▶ _TO BE DONE_
Copy out each line below exactly as it appears.

*** ENTRIES SHOWN ***

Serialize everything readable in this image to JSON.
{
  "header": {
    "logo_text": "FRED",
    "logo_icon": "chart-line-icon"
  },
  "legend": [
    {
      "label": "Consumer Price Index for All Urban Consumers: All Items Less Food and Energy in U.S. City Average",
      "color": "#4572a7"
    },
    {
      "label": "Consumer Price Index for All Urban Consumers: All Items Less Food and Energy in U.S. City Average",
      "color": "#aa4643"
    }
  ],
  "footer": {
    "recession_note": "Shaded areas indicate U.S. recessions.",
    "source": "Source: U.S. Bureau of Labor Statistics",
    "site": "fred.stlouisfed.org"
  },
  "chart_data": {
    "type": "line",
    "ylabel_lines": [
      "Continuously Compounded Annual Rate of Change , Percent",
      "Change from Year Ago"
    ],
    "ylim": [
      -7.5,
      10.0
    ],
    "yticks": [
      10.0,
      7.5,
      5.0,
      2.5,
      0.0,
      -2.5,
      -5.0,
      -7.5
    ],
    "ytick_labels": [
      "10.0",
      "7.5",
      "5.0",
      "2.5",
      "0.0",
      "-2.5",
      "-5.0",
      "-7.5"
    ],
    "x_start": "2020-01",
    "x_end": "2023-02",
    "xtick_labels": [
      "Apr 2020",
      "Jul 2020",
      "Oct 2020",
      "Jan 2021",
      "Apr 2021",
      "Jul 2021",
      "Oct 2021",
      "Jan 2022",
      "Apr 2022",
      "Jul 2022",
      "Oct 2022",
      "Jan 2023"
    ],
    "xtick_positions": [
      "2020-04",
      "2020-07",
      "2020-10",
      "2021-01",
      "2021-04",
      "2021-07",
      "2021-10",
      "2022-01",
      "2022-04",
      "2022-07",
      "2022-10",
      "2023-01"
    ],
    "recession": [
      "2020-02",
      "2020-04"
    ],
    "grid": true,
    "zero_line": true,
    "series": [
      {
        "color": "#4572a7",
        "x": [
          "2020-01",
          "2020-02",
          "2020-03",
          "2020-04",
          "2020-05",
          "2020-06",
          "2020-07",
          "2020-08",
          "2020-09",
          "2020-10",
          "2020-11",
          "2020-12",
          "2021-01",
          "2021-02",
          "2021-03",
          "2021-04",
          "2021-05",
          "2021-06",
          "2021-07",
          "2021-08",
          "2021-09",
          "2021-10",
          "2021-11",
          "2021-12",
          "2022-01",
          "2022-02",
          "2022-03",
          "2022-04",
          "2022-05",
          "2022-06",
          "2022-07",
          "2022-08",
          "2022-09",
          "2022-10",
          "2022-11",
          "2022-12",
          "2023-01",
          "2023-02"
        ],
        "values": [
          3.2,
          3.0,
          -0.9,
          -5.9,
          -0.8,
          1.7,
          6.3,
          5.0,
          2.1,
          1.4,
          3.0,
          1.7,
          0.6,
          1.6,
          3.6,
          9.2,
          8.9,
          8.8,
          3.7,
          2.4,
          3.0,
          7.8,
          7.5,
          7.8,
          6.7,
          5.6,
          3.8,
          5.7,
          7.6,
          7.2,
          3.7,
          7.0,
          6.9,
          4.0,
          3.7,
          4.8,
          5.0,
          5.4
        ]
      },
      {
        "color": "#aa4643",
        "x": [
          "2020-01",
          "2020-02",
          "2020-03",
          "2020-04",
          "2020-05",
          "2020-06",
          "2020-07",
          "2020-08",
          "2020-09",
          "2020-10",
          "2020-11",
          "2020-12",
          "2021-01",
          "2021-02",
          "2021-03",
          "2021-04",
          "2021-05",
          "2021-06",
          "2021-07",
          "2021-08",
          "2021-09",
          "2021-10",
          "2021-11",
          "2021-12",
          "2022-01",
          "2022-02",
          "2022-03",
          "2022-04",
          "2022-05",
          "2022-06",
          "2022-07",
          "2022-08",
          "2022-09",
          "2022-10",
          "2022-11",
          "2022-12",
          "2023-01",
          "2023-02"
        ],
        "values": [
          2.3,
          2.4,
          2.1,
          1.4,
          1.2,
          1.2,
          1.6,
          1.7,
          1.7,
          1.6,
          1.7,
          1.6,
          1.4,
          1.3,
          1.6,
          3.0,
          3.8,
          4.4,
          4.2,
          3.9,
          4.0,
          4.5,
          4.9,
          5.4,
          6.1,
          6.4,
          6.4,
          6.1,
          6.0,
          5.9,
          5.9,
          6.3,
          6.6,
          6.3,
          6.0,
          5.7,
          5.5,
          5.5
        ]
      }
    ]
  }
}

***

▶ _COMPLETED EXERCISE_
Serialize everything readable in this image to JSON.
{
  "header": {
    "logo_text": "FRED",
    "logo_icon": "chart-line-icon"
  },
  "legend": [
    {
      "label": "Consumer Price Index for All Urban Consumers: All Items Less Food and Energy in U.S. City Average",
      "color": "#4572a7"
    },
    {
      "label": "Consumer Price Index for All Urban Consumers: All Items Less Food and Energy in U.S. City Average",
      "color": "#aa4643"
    }
  ],
  "footer": {
    "recession_note": "Shaded areas indicate U.S. recessions.",
    "source": "Source: U.S. Bureau of Labor Statistics",
    "site": "fred.stlouisfed.org"
  },
  "chart_data": {
    "type": "line",
    "ylabel_lines": [
      "Continuously Compounded Annual Rate of Change , Percent",
      "Change from Year Ago"
    ],
    "ylim": [
      -7.5,
      10.0
    ],
    "yticks": [
      10.0,
      7.5,
      5.0,
      2.5,
      0.0,
      -2.5,
      -5.0,
      -7.5
    ],
    "ytick_labels": [
      "10.0",
      "7.5",
      "5.0",
      "2.5",
      "0.0",
      "-2.5",
      "-5.0",
      "-7.5"
    ],
    "x_start": "2020-01",
    "x_end": "2023-02",
    "xtick_labels": [
      "Apr 2020",
      "Jul 2020",
      "Oct 2020",
      "Jan 2021",
      "Apr 2021",
      "Jul 2021",
      "Oct 2021",
      "Jan 2022",
      "Apr 2022",
      "Jul 2022",
      "Oct 2022",
      "Jan 2023"
    ],
    "xtick_positions": [
      "2020-04",
      "2020-07",
      "2020-10",
      "2021-01",
      "2021-04",
      "2021-07",
      "2021-10",
      "2022-01",
      "2022-04",
      "2022-07",
      "2022-10",
      "2023-01"
    ],
    "recession": [
      "2020-02",
      "2020-04"
    ],
    "grid": true,
    "zero_line": true,
    "series": [
      {
        "color": "#4572a7",
        "x": [
          "2020-01",
          "2020-02",
          "2020-03",
          "2020-04",
          "2020-05",
          "2020-06",
          "2020-07",
          "2020-08",
          "2020-09",
          "2020-10",
          "2020-11",
          "2020-12",
          "2021-01",
          "2021-02",
          "2021-03",
          "2021-04",
          "2021-05",
          "2021-06",
          "2021-07",
          "2021-08",
          "2021-09",
          "2021-10",
          "2021-11",
          "2021-12",
          "2022-01",
          "2022-02",
          "2022-03",
          "2022-04",
          "2022-05",
          "2022-06",
          "2022-07",
          "2022-08",
          "2022-09",
          "2022-10",
          "2022-11",
          "2022-12",
          "2023-01",
          "2023-02"
        ],
        "values": [
          3.2,
          3.0,
          -0.9,
          -5.9,
          -0.8,
          1.7,
          6.3,
          5.0,
          2.1,
          1.4,
          3.0,
          1.7,
          0.6,
          1.6,
          3.6,
          9.2,
          8.9,
          8.8,
          3.7,
          2.4,
          3.0,
          7.8,
          7.5,
          7.8,
          6.7,
          5.6,
          3.8,
          5.7,
          7.6,
          7.2,
          3.7,
          7.0,
          6.9,
          4.0,
          3.7,
          4.8,
          5.0,
          5.4
        ]
      },
      {
        "color": "#aa4643",
        "x": [
          "2020-01",
          "2020-02",
          "2020-03",
          "2020-04",
          "2020-05",
          "2020-06",
          "2020-07",
          "2020-08",
          "2020-09",
          "2020-10",
          "2020-11",
          "2020-12",
          "2021-01",
          "2021-02",
          "2021-03",
          "2021-04",
          "2021-05",
          "2021-06",
          "2021-07",
          "2021-08",
          "2021-09",
          "2021-10",
          "2021-11",
          "2021-12",
          "2022-01",
          "2022-02",
          "2022-03",
          "2022-04",
          "2022-05",
          "2022-06",
          "2022-07",
          "2022-08",
          "2022-09",
          "2022-10",
          "2022-11",
          "2022-12",
          "2023-01",
          "2023-02"
        ],
        "values": [
          2.3,
          2.4,
          2.1,
          1.4,
          1.2,
          1.2,
          1.6,
          1.7,
          1.7,
          1.6,
          1.7,
          1.6,
          1.4,
          1.3,
          1.6,
          3.0,
          3.8,
          4.4,
          4.2,
          3.9,
          4.0,
          4.5,
          4.9,
          5.4,
          6.1,
          6.4,
          6.4,
          6.1,
          6.0,
          5.9,
          5.9,
          6.3,
          6.6,
          6.3,
          6.0,
          5.7,
          5.5,
          5.5
        ]
      }
    ]
  }
}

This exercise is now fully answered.